Items listed in a dataset
==========

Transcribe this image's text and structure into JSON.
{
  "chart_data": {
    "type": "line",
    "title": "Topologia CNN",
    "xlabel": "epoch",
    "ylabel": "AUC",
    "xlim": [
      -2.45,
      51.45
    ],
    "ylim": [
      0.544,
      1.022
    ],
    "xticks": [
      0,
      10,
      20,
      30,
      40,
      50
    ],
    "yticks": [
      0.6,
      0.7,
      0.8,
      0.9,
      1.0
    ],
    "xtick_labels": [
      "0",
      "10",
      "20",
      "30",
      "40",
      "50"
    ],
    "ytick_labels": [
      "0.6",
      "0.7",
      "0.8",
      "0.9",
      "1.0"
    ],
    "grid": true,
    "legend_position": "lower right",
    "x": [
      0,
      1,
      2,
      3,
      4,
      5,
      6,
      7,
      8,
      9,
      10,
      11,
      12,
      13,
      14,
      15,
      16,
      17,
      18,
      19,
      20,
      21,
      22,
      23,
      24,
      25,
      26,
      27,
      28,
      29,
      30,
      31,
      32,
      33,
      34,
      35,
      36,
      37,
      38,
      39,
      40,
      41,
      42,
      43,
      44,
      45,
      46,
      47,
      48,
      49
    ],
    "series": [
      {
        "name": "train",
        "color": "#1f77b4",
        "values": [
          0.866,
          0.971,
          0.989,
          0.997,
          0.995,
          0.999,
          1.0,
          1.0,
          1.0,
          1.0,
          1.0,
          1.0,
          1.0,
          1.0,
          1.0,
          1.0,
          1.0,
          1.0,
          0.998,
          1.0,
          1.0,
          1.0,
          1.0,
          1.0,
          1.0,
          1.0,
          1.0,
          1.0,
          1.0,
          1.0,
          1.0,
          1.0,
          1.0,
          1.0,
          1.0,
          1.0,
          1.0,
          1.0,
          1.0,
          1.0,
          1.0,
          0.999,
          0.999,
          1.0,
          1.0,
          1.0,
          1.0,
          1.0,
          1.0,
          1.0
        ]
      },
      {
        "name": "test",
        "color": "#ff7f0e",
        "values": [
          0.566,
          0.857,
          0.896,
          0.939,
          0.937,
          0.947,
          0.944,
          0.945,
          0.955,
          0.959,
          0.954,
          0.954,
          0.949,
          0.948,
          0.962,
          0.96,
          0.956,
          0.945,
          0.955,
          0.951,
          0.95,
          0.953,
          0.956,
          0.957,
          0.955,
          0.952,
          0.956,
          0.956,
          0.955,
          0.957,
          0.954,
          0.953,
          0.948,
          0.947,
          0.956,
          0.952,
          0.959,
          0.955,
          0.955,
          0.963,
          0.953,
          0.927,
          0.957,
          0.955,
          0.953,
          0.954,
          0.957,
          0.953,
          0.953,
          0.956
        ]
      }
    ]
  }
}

==========

Task brief => Write out the full set of records exactly as given.

Answer to this exercise =>
Transcribe this image's text and structure into JSON.
{
  "chart_data": {
    "type": "line",
    "title": "Topologia CNN",
    "xlabel": "epoch",
    "ylabel": "AUC",
    "xlim": [
      -2.45,
      51.45
    ],
    "ylim": [
      0.544,
      1.022
    ],
    "xticks": [
      0,
      10,
      20,
      30,
      40,
      50
    ],
    "yticks": [
      0.6,
      0.7,
      0.8,
      0.9,
      1.0
    ],
    "xtick_labels": [
      "0",
      "10",
      "20",
      "30",
      "40",
      "50"
    ],
    "ytick_labels": [
      "0.6",
      "0.7",
      "0.8",
      "0.9",
      "1.0"
    ],
    "grid": true,
    "legend_position": "lower right",
    "x": [
      0,
      1,
      2,
      3,
      4,
      5,
      6,
      7,
      8,
      9,
      10,
      11,
      12,
      13,
      14,
      15,
      16,
      17,
      18,
      19,
      20,
      21,
      22,
      23,
      24,
      25,
      26,
      27,
      28,
      29,
      30,
      31,
      32,
      33,
      34,
      35,
      36,
      37,
      38,
      39,
      40,
      41,
      42,
      43,
      44,
      45,
      46,
      47,
      48,
      49
    ],
    "series": [
      {
        "name": "train",
        "color": "#1f77b4",
        "values": [
          0.866,
          0.971,
          0.989,
          0.997,
          0.995,
          0.999,
          1.0,
          1.0,
          1.0,
          1.0,
          1.0,
          1.0,
          1.0,
          1.0,
          1.0,
          1.0,
          1.0,
          1.0,
          0.998,
          1.0,
          1.0,
          1.0,
          1.0,
          1.0,
          1.0,
          1.0,
          1.0,
          1.0,
          1.0,
          1.0,
          1.0,
          1.0,
          1.0,
          1.0,
          1.0,
          1.0,
          1.0,
          1.0,
          1.0,
          1.0,
          1.0,
          0.999,
          0.999,
          1.0,
          1.0,
          1.0,
          1.0,
          1.0,
          1.0,
          1.0
        ]
      },
      {
        "name": "test",
        "color": "#ff7f0e",
        "values": [
          0.566,
          0.857,
          0.896,
          0.939,
          0.937,
          0.947,
          0.944,
          0.945,
          0.955,
          0.959,
          0.954,
          0.954,
          0.949,
          0.948,
          0.962,
          0.96,
          0.956,
          0.945,
          0.955,
          0.951,
          0.95,
          0.953,
          0.956,
          0.957,
          0.955,
          0.952,
          0.956,
          0.956,
          0.955,
          0.957,
          0.954,
          0.953,
          0.948,
          0.947,
          0.956,
          0.952,
          0.959,
          0.955,
          0.955,
          0.963,
          0.953,
          0.927,
          0.957,
          0.955,
          0.953,
          0.954,
          0.957,
          0.953,
          0.953,
          0.956
        ]
      }
    ]
  }
}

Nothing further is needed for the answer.